▸ DATASET RECORDS
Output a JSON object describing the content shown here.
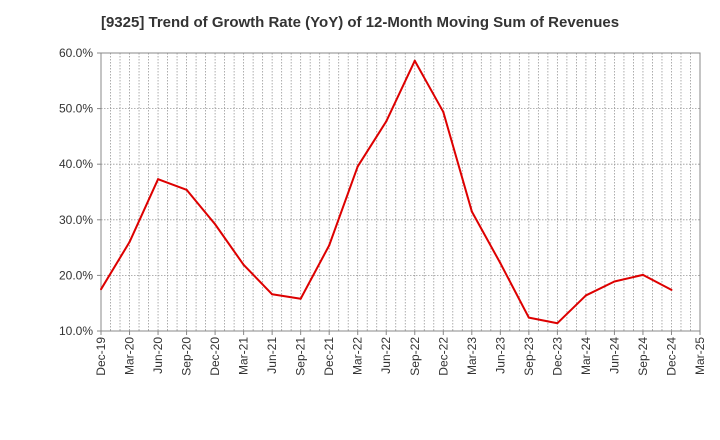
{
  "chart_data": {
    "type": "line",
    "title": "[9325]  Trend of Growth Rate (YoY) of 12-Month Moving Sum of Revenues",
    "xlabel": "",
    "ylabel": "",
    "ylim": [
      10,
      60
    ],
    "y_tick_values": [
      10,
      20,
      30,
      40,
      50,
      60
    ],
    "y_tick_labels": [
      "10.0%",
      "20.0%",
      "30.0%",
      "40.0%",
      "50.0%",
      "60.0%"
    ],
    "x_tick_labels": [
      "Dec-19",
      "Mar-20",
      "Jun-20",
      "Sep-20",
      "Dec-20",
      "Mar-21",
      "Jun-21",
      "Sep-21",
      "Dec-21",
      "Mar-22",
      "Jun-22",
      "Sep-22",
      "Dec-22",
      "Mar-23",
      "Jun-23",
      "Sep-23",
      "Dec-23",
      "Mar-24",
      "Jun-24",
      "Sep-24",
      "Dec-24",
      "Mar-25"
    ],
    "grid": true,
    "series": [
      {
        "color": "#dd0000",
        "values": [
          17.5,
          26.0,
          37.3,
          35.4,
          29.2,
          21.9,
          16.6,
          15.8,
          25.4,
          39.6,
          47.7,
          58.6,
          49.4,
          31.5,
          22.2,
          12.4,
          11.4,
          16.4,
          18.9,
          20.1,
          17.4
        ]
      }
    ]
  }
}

▸ YOUR OBJECTIVE
Leave out the pictures and give the rest of the records again exactly.

▸ CORRECT RESPONSE
Output a JSON object describing the content shown here.
{
  "chart_data": {
    "type": "line",
    "title": "[9325]  Trend of Growth Rate (YoY) of 12-Month Moving Sum of Revenues",
    "xlabel": "",
    "ylabel": "",
    "ylim": [
      10,
      60
    ],
    "y_tick_values": [
      10,
      20,
      30,
      40,
      50,
      60
    ],
    "y_tick_labels": [
      "10.0%",
      "20.0%",
      "30.0%",
      "40.0%",
      "50.0%",
      "60.0%"
    ],
    "x_tick_labels": [
      "Dec-19",
      "Mar-20",
      "Jun-20",
      "Sep-20",
      "Dec-20",
      "Mar-21",
      "Jun-21",
      "Sep-21",
      "Dec-21",
      "Mar-22",
      "Jun-22",
      "Sep-22",
      "Dec-22",
      "Mar-23",
      "Jun-23",
      "Sep-23",
      "Dec-23",
      "Mar-24",
      "Jun-24",
      "Sep-24",
      "Dec-24",
      "Mar-25"
    ],
    "grid": true,
    "series": [
      {
        "color": "#dd0000",
        "values": [
          17.5,
          26.0,
          37.3,
          35.4,
          29.2,
          21.9,
          16.6,
          15.8,
          25.4,
          39.6,
          47.7,
          58.6,
          49.4,
          31.5,
          22.2,
          12.4,
          11.4,
          16.4,
          18.9,
          20.1,
          17.4
        ]
      }
    ]
  }
}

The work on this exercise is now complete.